→ **EXERCISE AIM**
Carry the climbing route description for Black Magic forward, beginning right after its final sentence.

→ **EXCERPTED TEXT**
========================

From the top, head straight back with the climb to your back, and fade up left to higher ground. Take care to not get too close to the edge. Turn left toward where you can see where the gully starts. Downclimb carefully two short sections to the gully. Follow the gully and the cairns back to the path that should pretty easily bring you back to the approach trail. Follow the trail back to the left, cross the creek, and turn right at the homestead back to the parking lot.

First Creek Canyon

Black Magic (5.8) - Four Pitches - Trad - Gear and Bolted Anchors

This canyon does not require payment. Drive a mile or so beyond the entrance to the Scenic Route to a parking lot with the First Creek Canyon sign (on the right). Take the path straight in for a while keeping the high ground above you and to your left. When the path gets close to the creek (after about 20min), and when you come to a section with vegetation and maybe a tree or two, take one of the paths that goes steeply, but within a short distance, up hill to the left. Follow this path to the boulder field (keeping the creek to your right). At the boulder field, head up left toward the black wall that is Lotta Balls Wall.

Black Magic is the right-hand face that starts on a boulder (with a 15 foot drop to the right) next to a left-facing corner. There are two visible bolts direclty above each other that can be seen from the ground.

Pitch One (5.8) - 150 feet - Gear / Thread / Single-bolt Anchor: Start on a boulder leaning against the base of the wall on the right-hand side of the wall. There will be a detached (safe to climb) flake to start on and a left-facing corner to your right if facing the start of the climb.

Climb the flake to the small corner on the right. Climb the short crack, step up, and traverse straight left past the first bolt to a good stance. High step up to the next bolt (the right-arching / right-facing corner). Use the beautiful hand rail above the bolt to traverse back right. Climb the crack up to the right straight up until you get to the single bolt and thread anchor area (it's a long way and you'll pass another bolt before you get to the anchor).

========================

→ **GIVEN INFORMATION**
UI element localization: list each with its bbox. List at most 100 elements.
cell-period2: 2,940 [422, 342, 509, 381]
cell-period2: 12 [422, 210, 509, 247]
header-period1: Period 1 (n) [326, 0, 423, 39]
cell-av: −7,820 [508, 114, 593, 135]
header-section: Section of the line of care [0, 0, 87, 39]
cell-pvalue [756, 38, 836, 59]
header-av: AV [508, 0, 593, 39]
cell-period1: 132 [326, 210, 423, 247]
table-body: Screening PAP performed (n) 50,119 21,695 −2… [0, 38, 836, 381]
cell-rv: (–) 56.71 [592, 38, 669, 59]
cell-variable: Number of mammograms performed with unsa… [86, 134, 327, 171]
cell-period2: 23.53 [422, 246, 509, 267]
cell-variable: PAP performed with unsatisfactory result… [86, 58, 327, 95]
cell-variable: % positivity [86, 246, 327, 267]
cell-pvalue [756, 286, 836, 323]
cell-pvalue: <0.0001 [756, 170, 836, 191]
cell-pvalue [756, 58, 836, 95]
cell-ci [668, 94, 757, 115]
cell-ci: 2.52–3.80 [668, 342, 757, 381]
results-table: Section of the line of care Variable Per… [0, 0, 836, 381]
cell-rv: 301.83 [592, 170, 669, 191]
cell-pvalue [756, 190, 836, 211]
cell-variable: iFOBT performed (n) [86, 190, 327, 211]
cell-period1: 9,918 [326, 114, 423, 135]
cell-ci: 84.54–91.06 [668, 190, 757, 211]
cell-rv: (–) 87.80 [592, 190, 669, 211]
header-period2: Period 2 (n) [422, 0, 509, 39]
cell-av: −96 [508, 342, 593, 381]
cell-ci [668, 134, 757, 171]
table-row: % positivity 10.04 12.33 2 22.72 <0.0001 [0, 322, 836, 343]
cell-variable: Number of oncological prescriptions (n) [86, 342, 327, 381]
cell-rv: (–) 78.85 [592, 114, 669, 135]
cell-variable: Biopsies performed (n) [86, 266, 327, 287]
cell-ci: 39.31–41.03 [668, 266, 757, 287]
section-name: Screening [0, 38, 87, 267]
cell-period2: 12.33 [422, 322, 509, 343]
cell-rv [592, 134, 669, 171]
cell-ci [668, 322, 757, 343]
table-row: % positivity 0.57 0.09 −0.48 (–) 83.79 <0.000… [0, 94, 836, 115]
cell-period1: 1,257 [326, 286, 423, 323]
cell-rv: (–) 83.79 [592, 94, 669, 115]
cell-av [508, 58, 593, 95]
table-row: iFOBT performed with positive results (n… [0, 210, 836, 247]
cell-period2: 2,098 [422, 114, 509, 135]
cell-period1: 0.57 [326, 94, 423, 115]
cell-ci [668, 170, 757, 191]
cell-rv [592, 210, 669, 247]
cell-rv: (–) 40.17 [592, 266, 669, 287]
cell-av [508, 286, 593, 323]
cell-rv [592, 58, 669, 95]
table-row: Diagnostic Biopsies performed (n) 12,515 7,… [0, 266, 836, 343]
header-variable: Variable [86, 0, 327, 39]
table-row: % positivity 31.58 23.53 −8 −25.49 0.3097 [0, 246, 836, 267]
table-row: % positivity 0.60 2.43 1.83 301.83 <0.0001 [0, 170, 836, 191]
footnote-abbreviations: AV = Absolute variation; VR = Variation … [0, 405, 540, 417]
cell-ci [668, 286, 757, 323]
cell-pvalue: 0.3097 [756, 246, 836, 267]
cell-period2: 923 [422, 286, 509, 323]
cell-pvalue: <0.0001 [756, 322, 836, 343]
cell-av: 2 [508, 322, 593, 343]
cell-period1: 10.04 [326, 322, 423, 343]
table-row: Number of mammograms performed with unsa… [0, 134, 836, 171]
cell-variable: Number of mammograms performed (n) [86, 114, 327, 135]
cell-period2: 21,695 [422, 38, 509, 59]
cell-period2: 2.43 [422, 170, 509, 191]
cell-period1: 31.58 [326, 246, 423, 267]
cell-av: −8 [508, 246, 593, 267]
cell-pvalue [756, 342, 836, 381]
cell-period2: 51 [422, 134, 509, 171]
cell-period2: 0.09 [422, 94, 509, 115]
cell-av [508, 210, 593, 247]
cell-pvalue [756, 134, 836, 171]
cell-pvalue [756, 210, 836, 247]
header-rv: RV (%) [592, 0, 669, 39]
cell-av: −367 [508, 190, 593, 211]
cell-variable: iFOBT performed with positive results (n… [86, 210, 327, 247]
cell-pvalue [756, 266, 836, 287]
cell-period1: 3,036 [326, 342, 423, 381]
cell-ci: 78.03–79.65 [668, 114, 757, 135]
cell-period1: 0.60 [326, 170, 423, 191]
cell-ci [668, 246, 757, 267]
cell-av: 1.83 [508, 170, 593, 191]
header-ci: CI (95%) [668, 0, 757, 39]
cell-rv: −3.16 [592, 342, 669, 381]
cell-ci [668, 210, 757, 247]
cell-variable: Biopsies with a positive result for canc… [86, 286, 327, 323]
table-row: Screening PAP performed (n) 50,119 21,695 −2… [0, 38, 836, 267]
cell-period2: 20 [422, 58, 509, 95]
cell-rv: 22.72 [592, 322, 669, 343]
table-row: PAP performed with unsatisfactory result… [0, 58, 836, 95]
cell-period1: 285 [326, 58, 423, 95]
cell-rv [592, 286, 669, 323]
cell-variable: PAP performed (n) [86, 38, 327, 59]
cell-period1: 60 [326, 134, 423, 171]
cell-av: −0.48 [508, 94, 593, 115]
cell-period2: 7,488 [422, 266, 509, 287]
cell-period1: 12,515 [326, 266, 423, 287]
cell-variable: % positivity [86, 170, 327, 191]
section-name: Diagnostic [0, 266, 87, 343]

========================

→ **ANSWER TO THIS TASK**
Pitch Two (5.6) - 140 feet - Bolted Anchor: Climb the two cracks above, then the path of least resistance, fading right to about 25 feet below the headwall in a shallow pod on white rock (below a bolt that is used for the next pitch). Use the crack to build the anchor.

Pitch Three (5.8) - 140 feet - Gear Anchor: Step up to the bolt, then traverse directly right toward the arete (crux) on thin holds (another site recommends not going to the bolt, but heading right directly from the belay. We did not try this, but the other site said it was easier and more direct). Climb the wide crack to the left-facing / left-arching corner. High step out right and pull over the arching corner, making another traversing move to the right to find the bolt just right of a brown patch of rock (mental crux - looks much harder than it is). Climb over the bulge and fade left toward the first tree and a nice belay spot.

Pitch Four (5.4) - 140 feet - Gear Anchor: Climb path of least resistance to the top. Don't climb directly to the top of the wall because there are no anchor spots on top. Instead, stop short of the top and belay in the corner on a nice ledge that is left of the top. My apologies for the picture looking down from above, but it should be pretty obvious what you're looking at when you're coming from below.

Descent: Walk straight back off the very top through some bushes and find the first tree rappell station on the left. Make FOUR short rappells off trees (recommended four instead of three due to the chances your rope could get caught). All stations are pretty obvious once you get to them, even if you can't see them well from the top. A 60m rope is plenty long.

After the rappells, work down through the cairns by scrambling through the large boulders (may require a little route finding, but it isn't that tough). Then make the much-easier-than-it-looks downclimb for the last 25 feet to the path. The descent trail pretty much brings you within 30 feet of the start of the climb (so no need to bring your bags up).